* EXERCISE DETAILS:
Reproduce each of the records below line for line, without changing a single character.
○ ○ ○ ○ ○ ○ ○
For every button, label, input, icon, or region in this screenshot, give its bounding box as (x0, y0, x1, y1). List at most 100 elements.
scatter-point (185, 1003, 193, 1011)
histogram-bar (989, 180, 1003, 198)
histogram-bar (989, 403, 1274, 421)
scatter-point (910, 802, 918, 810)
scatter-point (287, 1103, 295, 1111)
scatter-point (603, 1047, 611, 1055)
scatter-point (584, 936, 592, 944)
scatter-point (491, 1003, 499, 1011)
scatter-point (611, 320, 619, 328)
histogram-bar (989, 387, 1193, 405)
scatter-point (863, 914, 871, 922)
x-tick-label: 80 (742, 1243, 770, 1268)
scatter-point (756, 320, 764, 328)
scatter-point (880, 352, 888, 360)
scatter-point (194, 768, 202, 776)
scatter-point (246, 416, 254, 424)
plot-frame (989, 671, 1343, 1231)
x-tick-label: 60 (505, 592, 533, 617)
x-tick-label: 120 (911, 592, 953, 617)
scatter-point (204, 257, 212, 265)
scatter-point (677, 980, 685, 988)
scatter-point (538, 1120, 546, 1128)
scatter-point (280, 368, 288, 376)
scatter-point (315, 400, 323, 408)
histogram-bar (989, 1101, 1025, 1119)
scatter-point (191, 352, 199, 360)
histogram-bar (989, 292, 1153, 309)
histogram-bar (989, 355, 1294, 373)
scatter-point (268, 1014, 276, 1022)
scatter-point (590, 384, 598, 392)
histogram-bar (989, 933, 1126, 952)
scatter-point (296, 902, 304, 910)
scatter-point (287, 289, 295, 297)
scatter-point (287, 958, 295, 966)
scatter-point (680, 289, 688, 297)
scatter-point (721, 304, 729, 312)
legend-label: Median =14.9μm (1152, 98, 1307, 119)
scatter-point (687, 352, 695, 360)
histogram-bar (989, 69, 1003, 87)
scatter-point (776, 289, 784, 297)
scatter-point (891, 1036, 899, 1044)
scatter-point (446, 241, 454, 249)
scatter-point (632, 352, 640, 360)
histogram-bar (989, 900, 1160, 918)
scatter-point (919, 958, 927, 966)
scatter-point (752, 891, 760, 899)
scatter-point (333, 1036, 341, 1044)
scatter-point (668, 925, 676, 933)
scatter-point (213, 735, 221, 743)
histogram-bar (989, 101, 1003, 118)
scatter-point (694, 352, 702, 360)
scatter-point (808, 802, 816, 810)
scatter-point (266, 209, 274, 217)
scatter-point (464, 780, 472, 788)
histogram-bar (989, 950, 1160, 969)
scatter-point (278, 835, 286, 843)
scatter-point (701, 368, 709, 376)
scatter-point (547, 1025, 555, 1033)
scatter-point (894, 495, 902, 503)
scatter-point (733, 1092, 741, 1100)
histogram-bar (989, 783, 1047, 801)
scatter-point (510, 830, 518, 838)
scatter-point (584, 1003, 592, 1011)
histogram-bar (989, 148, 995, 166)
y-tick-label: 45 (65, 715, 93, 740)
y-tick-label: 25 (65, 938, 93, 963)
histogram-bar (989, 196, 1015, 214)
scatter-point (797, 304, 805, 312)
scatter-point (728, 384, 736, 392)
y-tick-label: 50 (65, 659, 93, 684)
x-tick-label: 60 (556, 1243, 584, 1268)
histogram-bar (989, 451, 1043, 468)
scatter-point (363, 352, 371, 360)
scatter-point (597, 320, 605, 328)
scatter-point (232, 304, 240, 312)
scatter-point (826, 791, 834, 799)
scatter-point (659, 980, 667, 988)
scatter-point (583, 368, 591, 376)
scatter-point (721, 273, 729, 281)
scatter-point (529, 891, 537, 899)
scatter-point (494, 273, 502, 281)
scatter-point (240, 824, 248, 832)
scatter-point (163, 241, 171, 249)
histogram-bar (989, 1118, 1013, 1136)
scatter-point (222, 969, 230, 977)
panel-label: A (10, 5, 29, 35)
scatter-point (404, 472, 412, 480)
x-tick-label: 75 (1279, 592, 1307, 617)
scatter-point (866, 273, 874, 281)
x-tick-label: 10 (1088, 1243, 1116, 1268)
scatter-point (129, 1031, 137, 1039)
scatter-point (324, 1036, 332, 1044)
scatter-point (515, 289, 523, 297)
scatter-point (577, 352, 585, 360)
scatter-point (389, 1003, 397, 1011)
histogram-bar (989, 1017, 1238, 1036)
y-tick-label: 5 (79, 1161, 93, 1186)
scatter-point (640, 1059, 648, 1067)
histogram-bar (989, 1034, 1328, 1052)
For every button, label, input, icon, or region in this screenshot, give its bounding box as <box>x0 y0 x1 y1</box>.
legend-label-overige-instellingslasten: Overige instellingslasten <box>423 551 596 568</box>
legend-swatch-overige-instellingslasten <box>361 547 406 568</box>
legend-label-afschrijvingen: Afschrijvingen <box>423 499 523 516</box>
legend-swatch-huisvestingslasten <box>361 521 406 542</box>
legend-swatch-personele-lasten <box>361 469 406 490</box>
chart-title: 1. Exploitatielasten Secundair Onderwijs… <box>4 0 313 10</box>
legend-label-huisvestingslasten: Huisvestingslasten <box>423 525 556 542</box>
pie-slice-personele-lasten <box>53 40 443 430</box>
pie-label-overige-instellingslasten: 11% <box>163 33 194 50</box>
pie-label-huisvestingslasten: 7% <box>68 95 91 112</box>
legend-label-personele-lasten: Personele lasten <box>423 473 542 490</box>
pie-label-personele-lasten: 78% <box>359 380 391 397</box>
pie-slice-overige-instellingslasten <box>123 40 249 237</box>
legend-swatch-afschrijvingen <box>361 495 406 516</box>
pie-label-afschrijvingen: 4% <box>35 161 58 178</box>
○ ○ ○ ○ ○ ○ ○
* THE ANSWER:
For every button, label, input, icon, or region in this screenshot, give its bounding box as (x0, y0, x1, y1). List at most 100 elements.
scatter-point (185, 1003, 193, 1011)
histogram-bar (989, 180, 1003, 198)
histogram-bar (989, 403, 1274, 421)
scatter-point (910, 802, 918, 810)
scatter-point (287, 1103, 295, 1111)
scatter-point (603, 1047, 611, 1055)
scatter-point (584, 936, 592, 944)
scatter-point (491, 1003, 499, 1011)
scatter-point (611, 320, 619, 328)
histogram-bar (989, 387, 1193, 405)
scatter-point (863, 914, 871, 922)
x-tick-label: 80 (742, 1243, 770, 1268)
scatter-point (756, 320, 764, 328)
scatter-point (880, 352, 888, 360)
scatter-point (194, 768, 202, 776)
scatter-point (246, 416, 254, 424)
plot-frame (989, 671, 1343, 1231)
x-tick-label: 60 (505, 592, 533, 617)
x-tick-label: 120 (911, 592, 953, 617)
scatter-point (204, 257, 212, 265)
scatter-point (677, 980, 685, 988)
scatter-point (538, 1120, 546, 1128)
scatter-point (280, 368, 288, 376)
scatter-point (315, 400, 323, 408)
histogram-bar (989, 1101, 1025, 1119)
scatter-point (191, 352, 199, 360)
histogram-bar (989, 292, 1153, 309)
histogram-bar (989, 355, 1294, 373)
scatter-point (268, 1014, 276, 1022)
scatter-point (590, 384, 598, 392)
histogram-bar (989, 933, 1126, 952)
scatter-point (296, 902, 304, 910)
scatter-point (287, 289, 295, 297)
scatter-point (287, 958, 295, 966)
scatter-point (680, 289, 688, 297)
scatter-point (721, 304, 729, 312)
legend-label: Median =14.9μm (1152, 98, 1307, 119)
scatter-point (687, 352, 695, 360)
histogram-bar (989, 69, 1003, 87)
scatter-point (776, 289, 784, 297)
scatter-point (891, 1036, 899, 1044)
scatter-point (446, 241, 454, 249)
scatter-point (632, 352, 640, 360)
histogram-bar (989, 900, 1160, 918)
scatter-point (919, 958, 927, 966)
scatter-point (752, 891, 760, 899)
scatter-point (333, 1036, 341, 1044)
scatter-point (668, 925, 676, 933)
scatter-point (213, 735, 221, 743)
histogram-bar (989, 101, 1003, 118)
scatter-point (694, 352, 702, 360)
scatter-point (808, 802, 816, 810)
scatter-point (266, 209, 274, 217)
scatter-point (464, 780, 472, 788)
histogram-bar (989, 950, 1160, 969)
scatter-point (278, 835, 286, 843)
scatter-point (701, 368, 709, 376)
scatter-point (547, 1025, 555, 1033)
scatter-point (894, 495, 902, 503)
scatter-point (733, 1092, 741, 1100)
histogram-bar (989, 783, 1047, 801)
scatter-point (510, 830, 518, 838)
scatter-point (584, 1003, 592, 1011)
histogram-bar (989, 148, 995, 166)
y-tick-label: 45 (65, 715, 93, 740)
y-tick-label: 25 (65, 938, 93, 963)
histogram-bar (989, 196, 1015, 214)
scatter-point (797, 304, 805, 312)
scatter-point (728, 384, 736, 392)
y-tick-label: 50 (65, 659, 93, 684)
x-tick-label: 60 (556, 1243, 584, 1268)
histogram-bar (989, 451, 1043, 468)
scatter-point (363, 352, 371, 360)
scatter-point (597, 320, 605, 328)
scatter-point (232, 304, 240, 312)
scatter-point (826, 791, 834, 799)
scatter-point (659, 980, 667, 988)
scatter-point (583, 368, 591, 376)
scatter-point (721, 273, 729, 281)
scatter-point (529, 891, 537, 899)
scatter-point (494, 273, 502, 281)
scatter-point (240, 824, 248, 832)
scatter-point (163, 241, 171, 249)
histogram-bar (989, 1118, 1013, 1136)
scatter-point (222, 969, 230, 977)
panel-label: A (10, 5, 29, 35)
scatter-point (404, 472, 412, 480)
x-tick-label: 75 (1279, 592, 1307, 617)
scatter-point (866, 273, 874, 281)
x-tick-label: 10 (1088, 1243, 1116, 1268)
scatter-point (129, 1031, 137, 1039)
scatter-point (324, 1036, 332, 1044)
scatter-point (515, 289, 523, 297)
scatter-point (577, 352, 585, 360)
scatter-point (389, 1003, 397, 1011)
histogram-bar (989, 1017, 1238, 1036)
y-tick-label: 5 (79, 1161, 93, 1186)
scatter-point (640, 1059, 648, 1067)
histogram-bar (989, 1034, 1328, 1052)
For every button, label, input, icon, or region in this screenshot, give its bounding box as <box>x0 y0 x1 y1</box>.
legend-label-overige-instellingslasten: Overige instellingslasten <box>423 551 596 568</box>
legend-swatch-overige-instellingslasten <box>361 547 406 568</box>
legend-label-afschrijvingen: Afschrijvingen <box>423 499 523 516</box>
legend-swatch-huisvestingslasten <box>361 521 406 542</box>
legend-swatch-personele-lasten <box>361 469 406 490</box>
chart-title: 1. Exploitatielasten Secundair Onderwijs… <box>4 0 313 10</box>
legend-label-huisvestingslasten: Huisvestingslasten <box>423 525 556 542</box>
pie-slice-personele-lasten <box>53 40 443 430</box>
pie-label-overige-instellingslasten: 11% <box>163 33 194 50</box>
pie-label-huisvestingslasten: 7% <box>68 95 91 112</box>
legend-label-personele-lasten: Personele lasten <box>423 473 542 490</box>
pie-label-personele-lasten: 78% <box>359 380 391 397</box>
pie-slice-overige-instellingslasten <box>123 40 249 237</box>
legend-swatch-afschrijvingen <box>361 495 406 516</box>
pie-label-afschrijvingen: 4% <box>35 161 58 178</box>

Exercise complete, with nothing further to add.